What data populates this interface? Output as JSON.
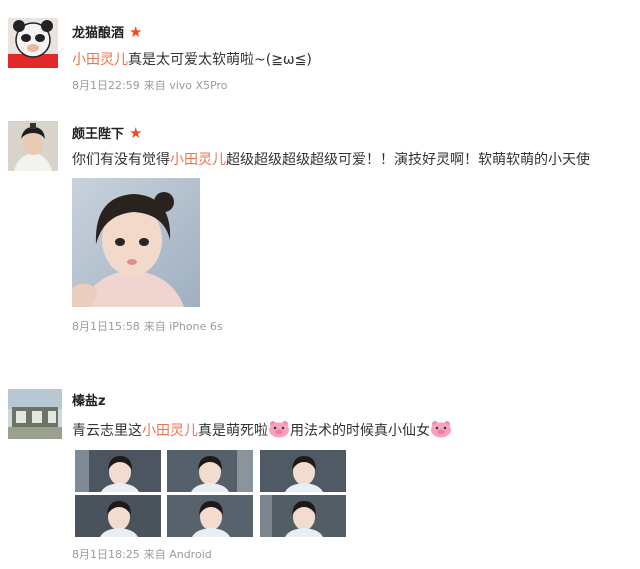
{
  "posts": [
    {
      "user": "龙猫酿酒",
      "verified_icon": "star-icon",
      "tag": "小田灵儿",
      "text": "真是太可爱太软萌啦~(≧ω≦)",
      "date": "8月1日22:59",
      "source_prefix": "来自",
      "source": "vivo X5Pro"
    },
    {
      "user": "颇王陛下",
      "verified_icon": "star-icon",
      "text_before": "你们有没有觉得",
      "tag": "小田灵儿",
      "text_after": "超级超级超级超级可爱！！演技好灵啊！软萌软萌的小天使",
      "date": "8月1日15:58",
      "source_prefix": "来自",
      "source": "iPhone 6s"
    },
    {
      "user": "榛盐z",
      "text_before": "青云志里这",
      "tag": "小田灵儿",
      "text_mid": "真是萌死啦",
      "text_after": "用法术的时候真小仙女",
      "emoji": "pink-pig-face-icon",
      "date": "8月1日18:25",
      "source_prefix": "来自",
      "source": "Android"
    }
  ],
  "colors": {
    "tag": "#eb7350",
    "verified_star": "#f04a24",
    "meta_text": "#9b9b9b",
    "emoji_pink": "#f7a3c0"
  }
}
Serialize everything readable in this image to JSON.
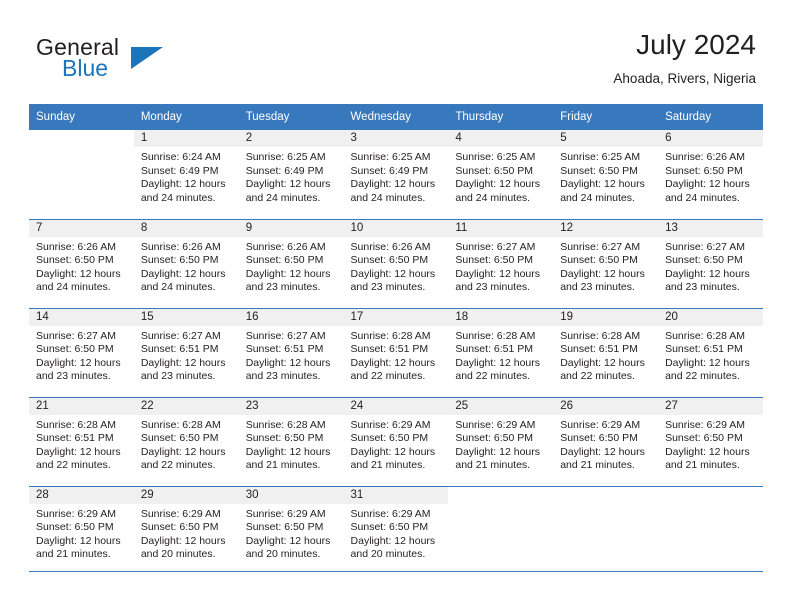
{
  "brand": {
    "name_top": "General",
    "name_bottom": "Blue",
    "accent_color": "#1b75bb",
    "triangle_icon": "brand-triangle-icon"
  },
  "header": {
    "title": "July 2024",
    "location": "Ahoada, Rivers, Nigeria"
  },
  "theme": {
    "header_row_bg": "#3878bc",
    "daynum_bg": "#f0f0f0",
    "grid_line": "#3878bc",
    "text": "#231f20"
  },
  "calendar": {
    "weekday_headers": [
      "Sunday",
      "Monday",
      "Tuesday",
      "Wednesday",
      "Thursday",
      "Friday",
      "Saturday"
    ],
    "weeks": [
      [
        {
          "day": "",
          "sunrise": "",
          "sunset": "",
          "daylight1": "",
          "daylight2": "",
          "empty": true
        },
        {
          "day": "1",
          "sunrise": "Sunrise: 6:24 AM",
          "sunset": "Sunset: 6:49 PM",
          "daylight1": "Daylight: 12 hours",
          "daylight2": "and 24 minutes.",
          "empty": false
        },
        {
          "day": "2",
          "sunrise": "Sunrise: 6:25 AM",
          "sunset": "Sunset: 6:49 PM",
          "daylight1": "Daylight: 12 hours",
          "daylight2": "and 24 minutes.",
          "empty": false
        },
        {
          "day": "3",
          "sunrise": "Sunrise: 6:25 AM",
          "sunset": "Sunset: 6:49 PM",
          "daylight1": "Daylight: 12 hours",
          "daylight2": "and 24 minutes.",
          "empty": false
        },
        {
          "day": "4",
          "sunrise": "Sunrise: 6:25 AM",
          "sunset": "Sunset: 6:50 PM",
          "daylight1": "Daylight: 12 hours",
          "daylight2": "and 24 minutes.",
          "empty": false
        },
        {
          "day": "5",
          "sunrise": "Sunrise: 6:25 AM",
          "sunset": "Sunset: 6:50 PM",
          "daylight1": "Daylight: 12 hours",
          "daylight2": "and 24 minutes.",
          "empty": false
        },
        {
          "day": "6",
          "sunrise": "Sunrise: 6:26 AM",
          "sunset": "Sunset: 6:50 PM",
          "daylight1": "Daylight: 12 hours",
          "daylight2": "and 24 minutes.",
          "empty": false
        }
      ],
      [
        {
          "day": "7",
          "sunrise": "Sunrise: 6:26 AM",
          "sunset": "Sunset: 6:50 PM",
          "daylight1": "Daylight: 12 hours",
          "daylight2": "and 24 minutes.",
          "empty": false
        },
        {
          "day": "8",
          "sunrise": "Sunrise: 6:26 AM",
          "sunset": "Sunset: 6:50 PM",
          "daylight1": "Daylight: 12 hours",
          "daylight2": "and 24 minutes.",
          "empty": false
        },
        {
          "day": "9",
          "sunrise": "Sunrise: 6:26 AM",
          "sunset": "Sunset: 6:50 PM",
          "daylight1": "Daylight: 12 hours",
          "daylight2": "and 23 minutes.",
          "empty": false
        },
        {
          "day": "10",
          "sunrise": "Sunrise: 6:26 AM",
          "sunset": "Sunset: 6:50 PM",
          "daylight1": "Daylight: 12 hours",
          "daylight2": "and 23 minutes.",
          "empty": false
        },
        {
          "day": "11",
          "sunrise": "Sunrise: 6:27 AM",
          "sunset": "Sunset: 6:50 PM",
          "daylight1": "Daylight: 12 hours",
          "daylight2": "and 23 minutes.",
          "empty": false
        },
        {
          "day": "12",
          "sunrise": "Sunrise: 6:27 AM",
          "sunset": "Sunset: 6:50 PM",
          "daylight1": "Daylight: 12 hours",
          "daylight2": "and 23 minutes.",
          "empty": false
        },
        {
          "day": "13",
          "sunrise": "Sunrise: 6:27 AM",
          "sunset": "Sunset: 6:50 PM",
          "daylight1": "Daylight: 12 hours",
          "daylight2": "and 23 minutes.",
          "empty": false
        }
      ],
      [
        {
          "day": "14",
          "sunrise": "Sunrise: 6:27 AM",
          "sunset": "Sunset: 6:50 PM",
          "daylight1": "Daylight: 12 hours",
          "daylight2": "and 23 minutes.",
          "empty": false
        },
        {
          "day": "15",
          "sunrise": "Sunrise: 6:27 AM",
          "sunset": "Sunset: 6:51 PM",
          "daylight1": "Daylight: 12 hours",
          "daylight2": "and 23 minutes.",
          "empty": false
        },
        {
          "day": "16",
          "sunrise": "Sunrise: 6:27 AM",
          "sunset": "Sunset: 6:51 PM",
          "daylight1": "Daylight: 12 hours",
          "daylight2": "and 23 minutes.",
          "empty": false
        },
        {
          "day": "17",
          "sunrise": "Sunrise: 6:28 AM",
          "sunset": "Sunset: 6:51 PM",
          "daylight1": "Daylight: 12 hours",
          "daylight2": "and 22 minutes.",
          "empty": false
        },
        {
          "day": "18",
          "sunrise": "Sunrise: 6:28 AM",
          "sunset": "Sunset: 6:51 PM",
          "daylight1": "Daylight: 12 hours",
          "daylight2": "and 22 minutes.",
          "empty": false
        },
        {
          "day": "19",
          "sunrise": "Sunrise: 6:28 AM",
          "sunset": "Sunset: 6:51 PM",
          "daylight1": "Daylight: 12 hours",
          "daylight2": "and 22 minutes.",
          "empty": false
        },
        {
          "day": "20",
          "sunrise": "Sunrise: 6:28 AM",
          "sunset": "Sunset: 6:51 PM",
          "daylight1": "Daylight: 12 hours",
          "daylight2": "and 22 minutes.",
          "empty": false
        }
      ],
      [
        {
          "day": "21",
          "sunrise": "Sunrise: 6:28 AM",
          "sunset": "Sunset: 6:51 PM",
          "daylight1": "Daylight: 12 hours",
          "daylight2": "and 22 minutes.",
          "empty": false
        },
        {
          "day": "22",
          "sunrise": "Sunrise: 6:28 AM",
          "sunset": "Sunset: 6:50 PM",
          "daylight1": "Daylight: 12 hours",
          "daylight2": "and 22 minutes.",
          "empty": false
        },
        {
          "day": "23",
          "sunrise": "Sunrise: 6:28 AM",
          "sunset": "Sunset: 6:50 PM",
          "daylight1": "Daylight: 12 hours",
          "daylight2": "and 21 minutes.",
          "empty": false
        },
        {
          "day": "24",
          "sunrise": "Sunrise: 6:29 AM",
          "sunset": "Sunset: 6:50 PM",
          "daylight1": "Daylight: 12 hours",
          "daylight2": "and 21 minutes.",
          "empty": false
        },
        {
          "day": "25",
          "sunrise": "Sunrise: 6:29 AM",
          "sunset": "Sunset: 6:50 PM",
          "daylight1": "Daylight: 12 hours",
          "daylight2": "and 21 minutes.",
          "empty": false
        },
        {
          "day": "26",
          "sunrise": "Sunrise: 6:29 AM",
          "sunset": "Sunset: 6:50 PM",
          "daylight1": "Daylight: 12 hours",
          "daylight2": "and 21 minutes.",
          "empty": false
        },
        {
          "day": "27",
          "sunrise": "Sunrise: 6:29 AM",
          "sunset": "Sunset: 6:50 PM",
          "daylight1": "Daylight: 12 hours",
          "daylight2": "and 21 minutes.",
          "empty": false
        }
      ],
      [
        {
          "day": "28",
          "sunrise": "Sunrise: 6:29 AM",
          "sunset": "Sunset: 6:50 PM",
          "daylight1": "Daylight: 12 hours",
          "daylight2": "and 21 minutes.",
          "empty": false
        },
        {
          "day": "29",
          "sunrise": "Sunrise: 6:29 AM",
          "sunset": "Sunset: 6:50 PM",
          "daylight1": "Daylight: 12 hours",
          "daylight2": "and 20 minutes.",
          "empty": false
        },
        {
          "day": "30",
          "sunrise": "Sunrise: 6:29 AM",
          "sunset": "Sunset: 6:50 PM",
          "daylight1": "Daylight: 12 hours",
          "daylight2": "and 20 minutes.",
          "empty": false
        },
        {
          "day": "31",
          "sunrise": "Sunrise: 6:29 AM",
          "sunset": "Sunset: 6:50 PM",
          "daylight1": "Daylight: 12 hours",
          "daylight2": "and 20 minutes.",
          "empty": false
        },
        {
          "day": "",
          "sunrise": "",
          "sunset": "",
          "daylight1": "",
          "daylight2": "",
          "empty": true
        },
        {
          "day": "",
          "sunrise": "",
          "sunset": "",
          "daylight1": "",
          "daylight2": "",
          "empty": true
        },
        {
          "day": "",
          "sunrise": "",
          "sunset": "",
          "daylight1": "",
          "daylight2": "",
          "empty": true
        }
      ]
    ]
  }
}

● What you should do
Search the entries for the string "JSON" and collect each line that has it.

● Result of the exercise
What data populates this interface? Output as JSON.
Serialize everything readable in this image to JSON.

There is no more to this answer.